* start *

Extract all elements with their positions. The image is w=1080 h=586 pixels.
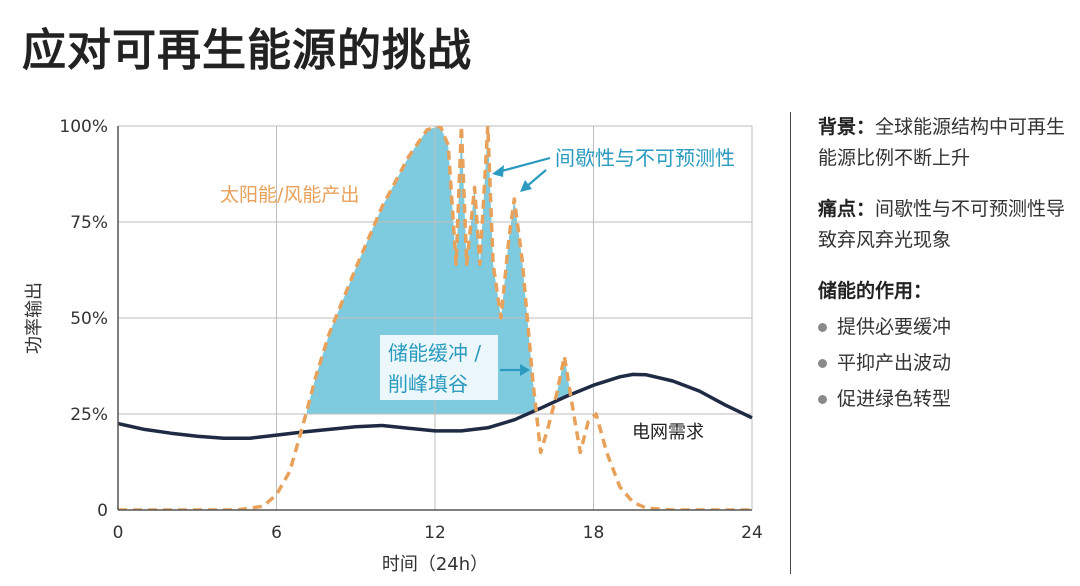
arrow-head-icon bbox=[520, 364, 530, 376]
series-lines bbox=[117, 126, 753, 510]
x-axis-title: 时间（24h） bbox=[382, 554, 488, 575]
role-title: 储能的作用： bbox=[818, 280, 933, 302]
y-tick-label: 0 bbox=[97, 501, 108, 521]
demand-series-label: 电网需求 bbox=[632, 422, 704, 443]
divider bbox=[790, 112, 791, 574]
arrow-head-icon bbox=[492, 165, 504, 177]
bullet-dot-icon bbox=[818, 322, 827, 332]
list-item: 促进绿色转型 bbox=[818, 381, 1068, 417]
axes: 0 25% 50% 75% 100% 0 6 12 18 24 时间（24h） 功率输出 bbox=[24, 117, 763, 575]
pain-label: 痛点： bbox=[818, 198, 876, 220]
y-tick-label: 75% bbox=[70, 213, 108, 233]
x-tick-label: 12 bbox=[424, 523, 446, 543]
supply-series-label: 太阳能/风能产出 bbox=[220, 184, 359, 206]
x-tick-label: 18 bbox=[583, 523, 605, 543]
bullet-text: 促进绿色转型 bbox=[837, 388, 952, 410]
power-chart: 0 25% 50% 75% 100% 0 6 12 18 24 时间（24h） 功率输出 间歇性与不可… bbox=[24, 117, 763, 575]
x-tick-label: 6 bbox=[271, 523, 282, 543]
arrow-head-icon bbox=[520, 180, 532, 192]
y-axis-title: 功率输出 bbox=[24, 282, 45, 354]
background-text: 全球能源结构中可再生能源比例不断上升 bbox=[818, 116, 1066, 169]
grid bbox=[117, 125, 753, 511]
side-panel: 背景：全球能源结构中可再生能源比例不断上升 痛点：间歇性与不可预测性导致弃风弃光… bbox=[818, 112, 1068, 417]
y-tick-label: 100% bbox=[59, 117, 108, 137]
y-tick-label: 25% bbox=[70, 405, 108, 425]
x-tick-label: 24 bbox=[741, 523, 763, 543]
page-title: 应对可再生能源的挑战 bbox=[22, 25, 472, 76]
storage-label-box bbox=[380, 335, 498, 400]
storage-label-line1: 储能缓冲 / bbox=[388, 341, 481, 365]
x-tick-label: 0 bbox=[113, 523, 124, 543]
bullet-text: 提供必要缓冲 bbox=[837, 316, 952, 338]
demand-line bbox=[117, 372, 753, 440]
bullet-dot-icon bbox=[818, 358, 827, 368]
list-item: 平抑产出波动 bbox=[818, 345, 1068, 381]
pain-section: 痛点：间歇性与不可预测性导致弃风弃光现象 bbox=[818, 194, 1068, 256]
background-section: 背景：全球能源结构中可再生能源比例不断上升 bbox=[818, 112, 1068, 174]
arrow-line bbox=[497, 156, 551, 174]
surplus-fill bbox=[555, 356, 571, 402]
bullet-text: 平抑产出波动 bbox=[837, 352, 952, 374]
y-tick-label: 50% bbox=[70, 309, 108, 329]
pain-text: 间歇性与不可预测性导致弃风弃光现象 bbox=[818, 198, 1066, 251]
supply-line bbox=[118, 126, 752, 510]
list-item: 提供必要缓冲 bbox=[818, 309, 1068, 345]
storage-label-line2: 削峰填谷 bbox=[388, 372, 468, 396]
role-bullet-list: 提供必要缓冲 平抑产出波动 促进绿色转型 bbox=[818, 309, 1068, 417]
intermittency-label: 间歇性与不可预测性 bbox=[555, 146, 735, 170]
bullet-dot-icon bbox=[818, 394, 827, 404]
background-label: 背景： bbox=[818, 116, 876, 138]
arrow-line bbox=[525, 169, 547, 188]
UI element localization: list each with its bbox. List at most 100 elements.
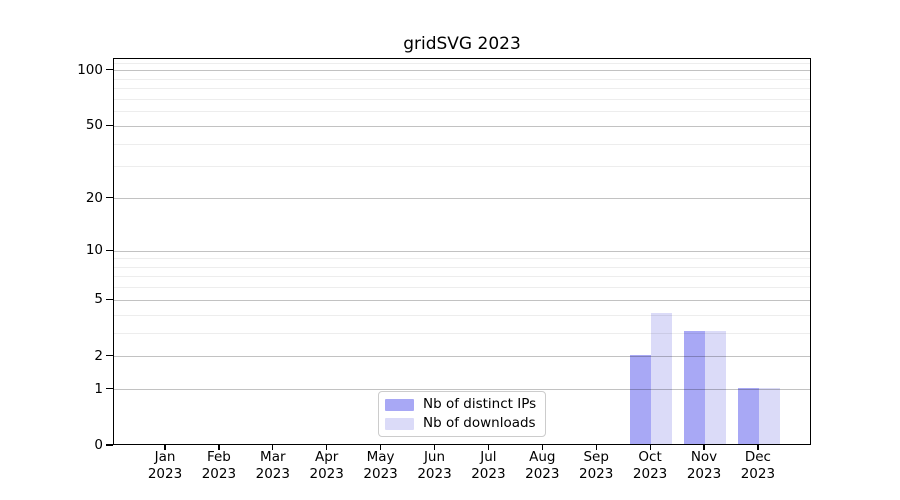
x-tick-label-year: 2023 [579, 466, 614, 482]
x-axis-tick-label-dec: Dec 2023 [730, 449, 786, 483]
x-tick-label-year: 2023 [309, 466, 344, 482]
y-axis-tick-label-1: 1 [94, 380, 103, 397]
x-axis-tick-label-feb: Feb 2023 [191, 449, 247, 483]
legend: Nb of distinct IPs Nb of downloads [378, 391, 546, 437]
legend-swatch-distinct-ips [385, 398, 414, 411]
gridline-minor-3 [114, 332, 810, 334]
x-tick-label-month: Jan [154, 449, 176, 465]
gridline-minor-70 [114, 98, 810, 100]
x-tick-label-month: Sep [583, 449, 609, 465]
x-tick-mark-feb [218, 444, 220, 450]
bar-distinct-ips-nov [684, 331, 705, 444]
x-tick-mark-mar [272, 444, 274, 450]
x-axis-tick-label-jun: Jun 2023 [407, 449, 463, 483]
x-tick-label-month: Oct [638, 449, 662, 465]
legend-label-downloads: Nb of downloads [423, 415, 536, 431]
x-axis-tick-label-sep: Sep 2023 [568, 449, 624, 483]
y-axis-tick-label-0: 0 [94, 437, 103, 453]
x-tick-label-year: 2023 [525, 466, 560, 482]
bar-downloads-dec [758, 387, 780, 444]
y-axis-tick-label-20: 20 [85, 189, 103, 206]
plot-area: Nb of distinct IPs Nb of downloads [113, 58, 811, 445]
gridline-major-2 [114, 356, 810, 358]
x-tick-label-year: 2023 [632, 466, 668, 482]
gridline-minor-9 [114, 258, 810, 260]
x-tick-mark-may [380, 444, 382, 450]
y-tick-mark-50 [106, 124, 113, 126]
y-tick-mark-100 [106, 69, 113, 71]
y-tick-mark-2 [106, 355, 113, 357]
bar-downloads-oct [651, 313, 673, 444]
x-tick-label-year: 2023 [255, 466, 290, 482]
x-axis-tick-label-may: May 2023 [353, 449, 409, 483]
x-tick-label-year: 2023 [201, 466, 237, 482]
gridline-major-100 [114, 70, 810, 72]
gridline-minor-60 [114, 111, 810, 113]
gridline-minor-110 [114, 62, 810, 64]
x-axis-tick-label-apr: Apr 2023 [299, 449, 355, 483]
x-tick-label-year: 2023 [363, 466, 398, 482]
gridline-minor-4 [114, 314, 810, 316]
x-tick-mark-apr [326, 444, 328, 450]
x-tick-mark-sep [595, 444, 597, 450]
bar-downloads-nov [705, 331, 726, 444]
x-tick-label-year: 2023 [686, 466, 722, 482]
gridline-minor-8 [114, 266, 810, 268]
gridline-major-50 [114, 125, 810, 127]
x-tick-label-month: Jun [423, 449, 446, 465]
gridline-major-20 [114, 198, 810, 199]
gridline-minor-80 [114, 88, 810, 90]
x-tick-label-month: May [366, 449, 395, 465]
x-tick-label-month: Mar [260, 449, 286, 465]
x-axis-tick-label-oct: Oct 2023 [622, 449, 678, 483]
gridline-major-5 [114, 299, 810, 301]
x-tick-label-year: 2023 [417, 466, 452, 482]
y-axis-tick-label-50: 50 [85, 117, 103, 134]
x-tick-label-month: Feb [206, 449, 231, 465]
chart-title: gridSVG 2023 [403, 34, 521, 54]
gridline-minor-40 [114, 143, 810, 145]
y-tick-mark-20 [106, 196, 113, 199]
y-axis-tick-label-5: 5 [94, 291, 103, 308]
x-tick-label-month: Apr [315, 449, 339, 465]
y-tick-mark-1 [106, 388, 113, 390]
y-tick-mark-5 [106, 298, 113, 300]
x-tick-mark-oct [649, 444, 651, 450]
gridline-minor-6 [114, 287, 810, 289]
x-tick-label-month: Nov [690, 449, 718, 465]
legend-swatch-downloads [385, 417, 414, 430]
x-tick-label-year: 2023 [740, 466, 776, 482]
x-tick-mark-aug [541, 444, 543, 450]
x-axis-tick-label-nov: Nov 2023 [676, 449, 732, 483]
grid-layer [114, 59, 810, 444]
y-axis-tick-label-100: 100 [77, 61, 103, 78]
x-tick-mark-jan [164, 444, 166, 450]
gridline-minor-90 [114, 78, 810, 80]
y-tick-mark-0 [106, 444, 113, 446]
legend-item-downloads: Nb of downloads [385, 416, 538, 431]
x-tick-label-year: 2023 [471, 466, 506, 482]
x-tick-mark-dec [757, 444, 759, 450]
x-tick-label-month: Aug [529, 449, 556, 465]
x-tick-mark-nov [703, 444, 705, 450]
bar-distinct-ips-dec [737, 387, 759, 444]
x-axis-tick-label-jan: Jan 2023 [137, 449, 193, 483]
y-axis-tick-label-10: 10 [85, 242, 103, 259]
x-axis-tick-label-aug: Aug 2023 [514, 449, 570, 483]
x-axis-tick-label-jul: Jul 2023 [460, 449, 516, 483]
gridline-minor-7 [114, 276, 810, 278]
gridline-major-1 [114, 389, 810, 391]
gridline-minor-30 [114, 166, 810, 168]
legend-label-distinct-ips: Nb of distinct IPs [423, 396, 537, 412]
x-axis-tick-label-mar: Mar 2023 [245, 449, 301, 483]
x-tick-label-month: Dec [744, 449, 771, 465]
x-tick-mark-jul [487, 444, 490, 450]
x-tick-mark-jun [433, 444, 436, 450]
y-axis-tick-label-2: 2 [94, 347, 103, 364]
gridline-major-10 [114, 250, 810, 252]
y-tick-mark-10 [106, 249, 113, 251]
legend-item-distinct-ips: Nb of distinct IPs [385, 397, 538, 412]
bar-distinct-ips-oct [630, 354, 652, 444]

* end *

--- WHAT YOU ARE ASKED TO DO ---
Reproduce verbatim the lines beginning with the one that contains "arrow-head-icon bbox=[520, 364, 530, 376]" and ending with the one that contains "list-item: 促进绿色转型 bbox=[818, 381, 1068, 417]", including both.

--- COMPLETE RESPONSE ---
arrow-head-icon bbox=[520, 364, 530, 376]
series-lines bbox=[117, 126, 753, 510]
x-axis-title: 时间（24h） bbox=[382, 554, 488, 575]
role-title: 储能的作用： bbox=[818, 280, 933, 302]
y-tick-label: 0 bbox=[97, 501, 108, 521]
demand-series-label: 电网需求 bbox=[632, 422, 704, 443]
divider bbox=[790, 112, 791, 574]
arrow-head-icon bbox=[492, 165, 504, 177]
bullet-dot-icon bbox=[818, 322, 827, 332]
list-item: 促进绿色转型 bbox=[818, 381, 1068, 417]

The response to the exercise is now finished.